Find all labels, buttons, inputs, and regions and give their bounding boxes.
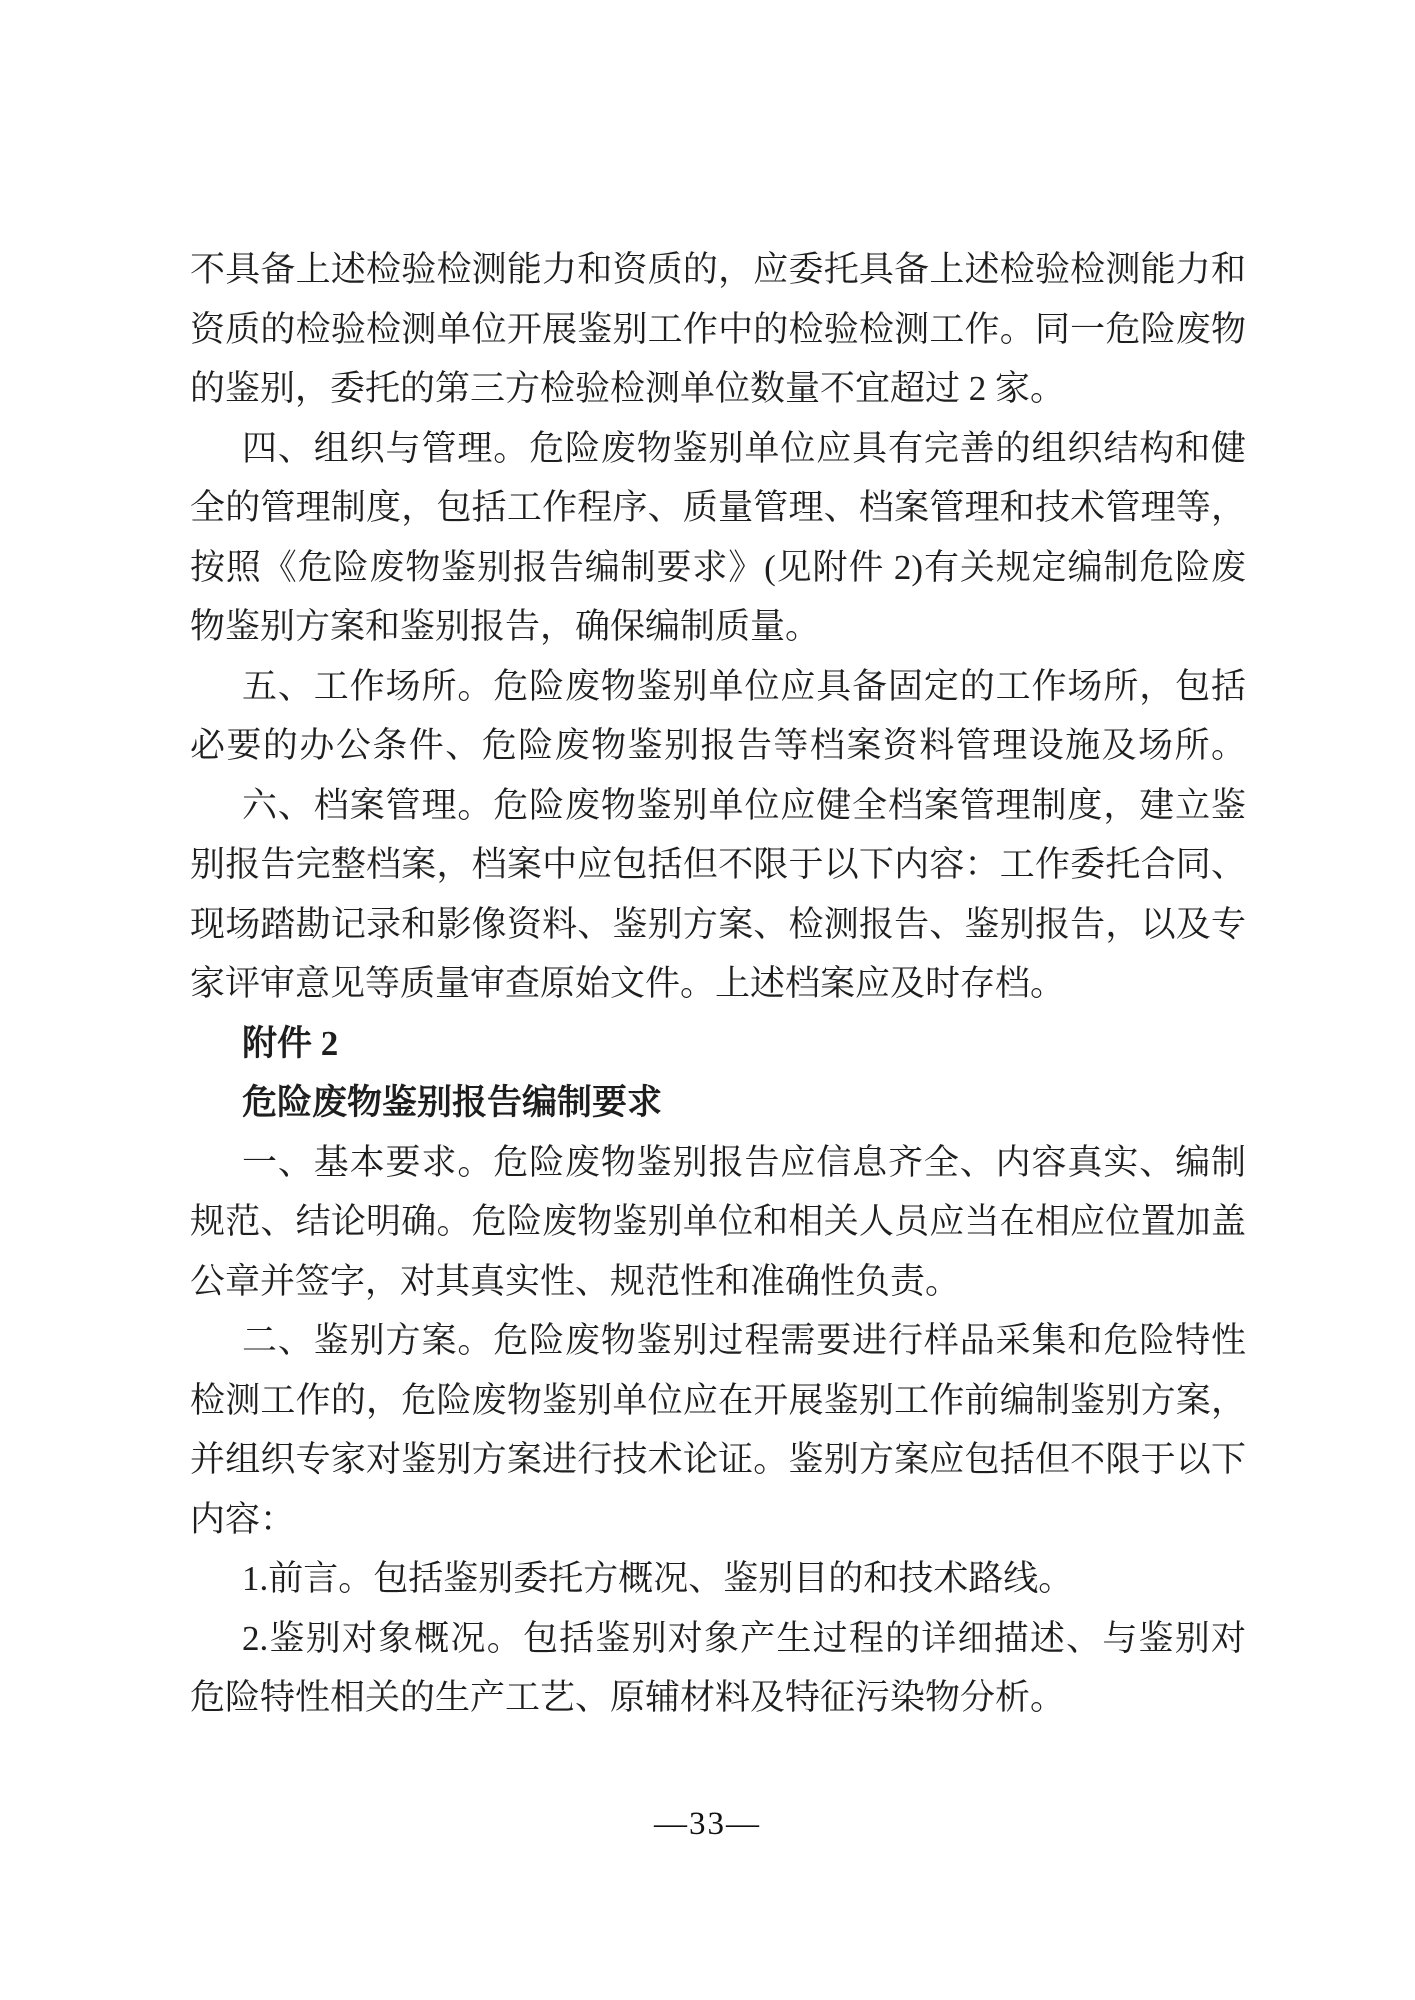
text-line: 物鉴别方案和鉴别报告，确保编制质量。 [190,597,1246,657]
text-line: 1.前言。包括鉴别委托方概况、鉴别目的和技术路线。 [190,1549,1246,1609]
text-line: 公章并签字，对其真实性、规范性和准确性负责。 [190,1252,1246,1312]
text-line: 规范、结论明确。危险废物鉴别单位和相关人员应当在相应位置加盖 [190,1192,1246,1252]
text-line: 必要的办公条件、危险废物鉴别报告等档案资料管理设施及场所。 [190,716,1246,776]
text-line: 不具备上述检验检测能力和资质的，应委托具备上述检验检测能力和 [190,240,1246,300]
text-line: 的鉴别，委托的第三方检验检测单位数量不宜超过 2 家。 [190,359,1246,419]
text-line: 按照《危险废物鉴别报告编制要求》(见附件 2)有关规定编制危险废 [190,538,1246,598]
text-line: 四、组织与管理。危险废物鉴别单位应具有完善的组织结构和健 [190,419,1246,479]
document-body: 不具备上述检验检测能力和资质的，应委托具备上述检验检测能力和资质的检验检测单位开… [190,240,1246,1728]
text-line: 五、工作场所。危险废物鉴别单位应具备固定的工作场所，包括 [190,657,1246,717]
document-page: 不具备上述检验检测能力和资质的，应委托具备上述检验检测能力和资质的检验检测单位开… [0,0,1415,2000]
text-line: 现场踏勘记录和影像资料、鉴别方案、检测报告、鉴别报告，以及专 [190,895,1246,955]
text-line: 六、档案管理。危险废物鉴别单位应健全档案管理制度，建立鉴 [190,776,1246,836]
text-line: 全的管理制度，包括工作程序、质量管理、档案管理和技术管理等， [190,478,1246,538]
text-line: 2.鉴别对象概况。包括鉴别对象产生过程的详细描述、与鉴别对象 [190,1609,1246,1669]
text-line: 检测工作的，危险废物鉴别单位应在开展鉴别工作前编制鉴别方案， [190,1371,1246,1431]
text-line: 二、鉴别方案。危险废物鉴别过程需要进行样品采集和危险特性 [190,1311,1246,1371]
text-line: 资质的检验检测单位开展鉴别工作中的检验检测工作。同一危险废物 [190,300,1246,360]
text-line: 别报告完整档案，档案中应包括但不限于以下内容：工作委托合同、 [190,835,1246,895]
heading-line: 附件 2 [190,1014,1246,1074]
text-line: 家评审意见等质量审查原始文件。上述档案应及时存档。 [190,954,1246,1014]
text-line: 并组织专家对鉴别方案进行技术论证。鉴别方案应包括但不限于以下 [190,1430,1246,1490]
text-line: 危险特性相关的生产工艺、原辅材料及特征污染物分析。 [190,1668,1246,1728]
text-line: 内容： [190,1490,1246,1550]
text-line: 一、基本要求。危险废物鉴别报告应信息齐全、内容真实、编制 [190,1133,1246,1193]
page-number: —33— [0,1806,1415,1843]
heading-line: 危险废物鉴别报告编制要求 [190,1073,1246,1133]
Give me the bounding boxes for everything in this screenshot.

#### [TASK OBJECTIVE]
Could you turn the rows from the one with "text-line: 物鉴别方案和鉴别报告，确保编制质量。 [190,597,1246,657]" up to and including the one with "text-line: 全的管理制度，包括工作程序、质量管理、档案管理和技术管理等， [190,478,1246,538]" into a JSON list of strings, one string per row, leaving out any blank lines?

#### [SOLUTION TO THIS TASK]
[
  "text-line: 物鉴别方案和鉴别报告，确保编制质量。 [190,597,1246,657]",
  "text-line: 1.前言。包括鉴别委托方概况、鉴别目的和技术路线。 [190,1549,1246,1609]",
  "text-line: 公章并签字，对其真实性、规范性和准确性负责。 [190,1252,1246,1312]",
  "text-line: 规范、结论明确。危险废物鉴别单位和相关人员应当在相应位置加盖 [190,1192,1246,1252]",
  "text-line: 必要的办公条件、危险废物鉴别报告等档案资料管理设施及场所。 [190,716,1246,776]",
  "text-line: 不具备上述检验检测能力和资质的，应委托具备上述检验检测能力和 [190,240,1246,300]",
  "text-line: 的鉴别，委托的第三方检验检测单位数量不宜超过 2 家。 [190,359,1246,419]",
  "text-line: 按照《危险废物鉴别报告编制要求》(见附件 2)有关规定编制危险废 [190,538,1246,598]",
  "text-line: 四、组织与管理。危险废物鉴别单位应具有完善的组织结构和健 [190,419,1246,479]",
  "document-body: 不具备上述检验检测能力和资质的，应委托具备上述检验检测能力和资质的检验检测单位开… [190,240,1246,1728]",
  "text-line: 五、工作场所。危险废物鉴别单位应具备固定的工作场所，包括 [190,657,1246,717]",
  "document-page: 不具备上述检验检测能力和资质的，应委托具备上述检验检测能力和资质的检验检测单位开… [0,0,1415,2000]",
  "text-line: 现场踏勘记录和影像资料、鉴别方案、检测报告、鉴别报告，以及专 [190,895,1246,955]",
  "text-line: 六、档案管理。危险废物鉴别单位应健全档案管理制度，建立鉴 [190,776,1246,836]",
  "text-line: 全的管理制度，包括工作程序、质量管理、档案管理和技术管理等， [190,478,1246,538]"
]